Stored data
↓↓↓

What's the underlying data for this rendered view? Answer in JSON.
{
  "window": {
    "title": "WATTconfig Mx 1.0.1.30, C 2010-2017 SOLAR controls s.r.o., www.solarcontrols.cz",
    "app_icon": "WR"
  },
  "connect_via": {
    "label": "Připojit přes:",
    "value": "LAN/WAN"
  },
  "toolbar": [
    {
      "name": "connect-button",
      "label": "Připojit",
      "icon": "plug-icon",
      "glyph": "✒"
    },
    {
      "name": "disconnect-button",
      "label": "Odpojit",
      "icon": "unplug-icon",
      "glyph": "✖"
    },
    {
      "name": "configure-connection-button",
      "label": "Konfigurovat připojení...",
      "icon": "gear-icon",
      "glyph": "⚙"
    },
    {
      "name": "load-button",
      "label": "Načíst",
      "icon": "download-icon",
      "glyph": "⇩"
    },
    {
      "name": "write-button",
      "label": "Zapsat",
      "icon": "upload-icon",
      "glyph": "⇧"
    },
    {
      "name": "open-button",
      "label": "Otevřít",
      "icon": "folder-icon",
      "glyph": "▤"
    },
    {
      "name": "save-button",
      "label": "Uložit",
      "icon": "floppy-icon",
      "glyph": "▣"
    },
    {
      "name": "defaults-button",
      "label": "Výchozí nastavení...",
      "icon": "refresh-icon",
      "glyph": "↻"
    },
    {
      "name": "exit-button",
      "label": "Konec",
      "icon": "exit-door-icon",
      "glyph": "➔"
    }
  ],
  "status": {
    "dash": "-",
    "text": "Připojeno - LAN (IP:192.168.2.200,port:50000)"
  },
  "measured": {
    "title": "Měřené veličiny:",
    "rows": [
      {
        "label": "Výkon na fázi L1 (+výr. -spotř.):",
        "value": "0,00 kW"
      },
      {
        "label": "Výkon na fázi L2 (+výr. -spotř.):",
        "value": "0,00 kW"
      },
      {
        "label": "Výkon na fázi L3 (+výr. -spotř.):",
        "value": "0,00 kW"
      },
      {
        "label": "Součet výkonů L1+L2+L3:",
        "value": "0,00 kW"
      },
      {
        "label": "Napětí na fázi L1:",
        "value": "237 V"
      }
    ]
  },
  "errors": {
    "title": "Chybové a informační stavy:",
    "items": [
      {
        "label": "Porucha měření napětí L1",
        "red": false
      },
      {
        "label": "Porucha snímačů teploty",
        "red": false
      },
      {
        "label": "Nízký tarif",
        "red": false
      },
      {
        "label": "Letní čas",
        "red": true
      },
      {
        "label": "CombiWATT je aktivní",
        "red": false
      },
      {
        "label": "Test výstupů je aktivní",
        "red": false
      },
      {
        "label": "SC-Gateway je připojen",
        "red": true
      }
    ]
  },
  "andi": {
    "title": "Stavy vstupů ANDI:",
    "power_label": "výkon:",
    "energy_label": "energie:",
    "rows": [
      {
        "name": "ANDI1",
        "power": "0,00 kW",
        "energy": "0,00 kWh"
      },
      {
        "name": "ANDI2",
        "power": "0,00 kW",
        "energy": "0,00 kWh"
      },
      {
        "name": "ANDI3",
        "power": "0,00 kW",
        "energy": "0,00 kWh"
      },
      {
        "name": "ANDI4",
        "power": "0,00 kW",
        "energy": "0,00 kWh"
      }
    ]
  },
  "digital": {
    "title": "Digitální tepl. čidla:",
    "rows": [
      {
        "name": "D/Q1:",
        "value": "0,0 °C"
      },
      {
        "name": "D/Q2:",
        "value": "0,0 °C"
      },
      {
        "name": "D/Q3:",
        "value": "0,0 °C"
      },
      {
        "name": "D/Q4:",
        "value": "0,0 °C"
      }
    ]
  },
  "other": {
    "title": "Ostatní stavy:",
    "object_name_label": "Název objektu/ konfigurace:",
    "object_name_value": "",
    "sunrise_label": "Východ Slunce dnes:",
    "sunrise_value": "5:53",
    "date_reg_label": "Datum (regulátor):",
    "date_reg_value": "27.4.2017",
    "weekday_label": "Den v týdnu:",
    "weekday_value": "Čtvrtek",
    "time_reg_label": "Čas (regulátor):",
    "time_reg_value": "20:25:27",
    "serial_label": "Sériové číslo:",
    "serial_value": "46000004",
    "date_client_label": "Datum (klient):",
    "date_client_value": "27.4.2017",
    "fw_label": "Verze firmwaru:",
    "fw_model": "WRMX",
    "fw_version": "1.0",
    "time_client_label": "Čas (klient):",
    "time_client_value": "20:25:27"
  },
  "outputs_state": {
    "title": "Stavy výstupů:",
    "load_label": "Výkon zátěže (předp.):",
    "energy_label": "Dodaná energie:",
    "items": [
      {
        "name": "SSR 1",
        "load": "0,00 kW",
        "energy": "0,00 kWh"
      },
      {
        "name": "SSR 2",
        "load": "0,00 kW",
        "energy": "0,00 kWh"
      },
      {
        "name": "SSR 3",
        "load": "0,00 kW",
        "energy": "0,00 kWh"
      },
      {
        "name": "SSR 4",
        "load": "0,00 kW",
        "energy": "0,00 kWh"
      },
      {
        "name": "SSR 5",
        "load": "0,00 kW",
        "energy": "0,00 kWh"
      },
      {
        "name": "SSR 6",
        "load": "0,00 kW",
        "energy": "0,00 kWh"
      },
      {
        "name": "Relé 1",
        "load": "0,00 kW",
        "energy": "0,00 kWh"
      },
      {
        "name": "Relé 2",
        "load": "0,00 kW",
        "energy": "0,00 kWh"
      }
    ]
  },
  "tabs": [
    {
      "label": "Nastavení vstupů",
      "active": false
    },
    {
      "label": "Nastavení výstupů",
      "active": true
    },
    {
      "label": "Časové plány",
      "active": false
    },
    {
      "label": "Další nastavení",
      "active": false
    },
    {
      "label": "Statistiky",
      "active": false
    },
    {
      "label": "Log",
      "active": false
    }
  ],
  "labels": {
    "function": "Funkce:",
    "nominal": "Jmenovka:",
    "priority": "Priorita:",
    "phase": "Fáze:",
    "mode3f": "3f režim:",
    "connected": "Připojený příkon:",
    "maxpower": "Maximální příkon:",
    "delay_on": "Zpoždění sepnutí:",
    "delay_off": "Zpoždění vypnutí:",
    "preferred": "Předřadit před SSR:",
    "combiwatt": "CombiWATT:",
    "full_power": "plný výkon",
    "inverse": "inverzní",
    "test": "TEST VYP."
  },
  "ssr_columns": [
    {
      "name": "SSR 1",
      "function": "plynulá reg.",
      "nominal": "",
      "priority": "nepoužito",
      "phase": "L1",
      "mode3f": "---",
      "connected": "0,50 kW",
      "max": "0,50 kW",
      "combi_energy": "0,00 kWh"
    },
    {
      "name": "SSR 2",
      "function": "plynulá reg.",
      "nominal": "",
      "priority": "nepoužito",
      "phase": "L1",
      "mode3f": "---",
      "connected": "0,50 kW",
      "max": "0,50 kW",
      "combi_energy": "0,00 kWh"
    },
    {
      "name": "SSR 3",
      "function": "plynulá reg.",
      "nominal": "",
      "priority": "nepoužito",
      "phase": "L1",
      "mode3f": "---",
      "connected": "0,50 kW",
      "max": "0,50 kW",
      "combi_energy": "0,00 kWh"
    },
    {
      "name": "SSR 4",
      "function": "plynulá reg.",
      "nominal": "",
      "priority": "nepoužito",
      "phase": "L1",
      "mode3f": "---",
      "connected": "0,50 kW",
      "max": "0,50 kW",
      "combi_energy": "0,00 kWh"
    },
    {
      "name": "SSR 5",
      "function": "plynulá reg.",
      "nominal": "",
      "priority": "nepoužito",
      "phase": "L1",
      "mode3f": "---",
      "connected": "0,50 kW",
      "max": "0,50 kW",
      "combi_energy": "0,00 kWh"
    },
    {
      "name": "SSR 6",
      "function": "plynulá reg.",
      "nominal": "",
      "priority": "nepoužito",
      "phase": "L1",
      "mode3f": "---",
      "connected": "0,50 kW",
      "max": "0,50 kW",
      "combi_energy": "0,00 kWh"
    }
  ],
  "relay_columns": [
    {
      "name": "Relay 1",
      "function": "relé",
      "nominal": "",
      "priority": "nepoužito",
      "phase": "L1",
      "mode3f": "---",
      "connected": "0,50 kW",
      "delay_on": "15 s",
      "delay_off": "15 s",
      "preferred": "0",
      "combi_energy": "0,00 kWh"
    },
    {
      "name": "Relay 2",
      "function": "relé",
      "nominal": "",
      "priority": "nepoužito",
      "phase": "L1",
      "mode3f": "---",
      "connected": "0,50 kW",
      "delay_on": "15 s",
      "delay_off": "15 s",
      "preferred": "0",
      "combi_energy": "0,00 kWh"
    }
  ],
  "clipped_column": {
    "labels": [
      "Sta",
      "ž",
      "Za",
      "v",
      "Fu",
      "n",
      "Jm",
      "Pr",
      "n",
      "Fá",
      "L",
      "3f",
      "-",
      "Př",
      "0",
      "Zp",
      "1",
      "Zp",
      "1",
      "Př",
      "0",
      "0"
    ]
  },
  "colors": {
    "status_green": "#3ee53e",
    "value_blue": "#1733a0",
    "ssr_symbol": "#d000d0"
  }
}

↑↑↑

_EXERCISE INSTRUCTIONS:_ Using the listing above, locate the lines that hold "button" and copy each one.

_RESPONSE TO THE TASK:_
      "name": "connect-button",
      "name": "disconnect-button",
      "name": "configure-connection-button",
      "name": "load-button",
      "name": "write-button",
      "name": "open-button",
      "name": "save-button",
      "name": "defaults-button",
      "name": "exit-button",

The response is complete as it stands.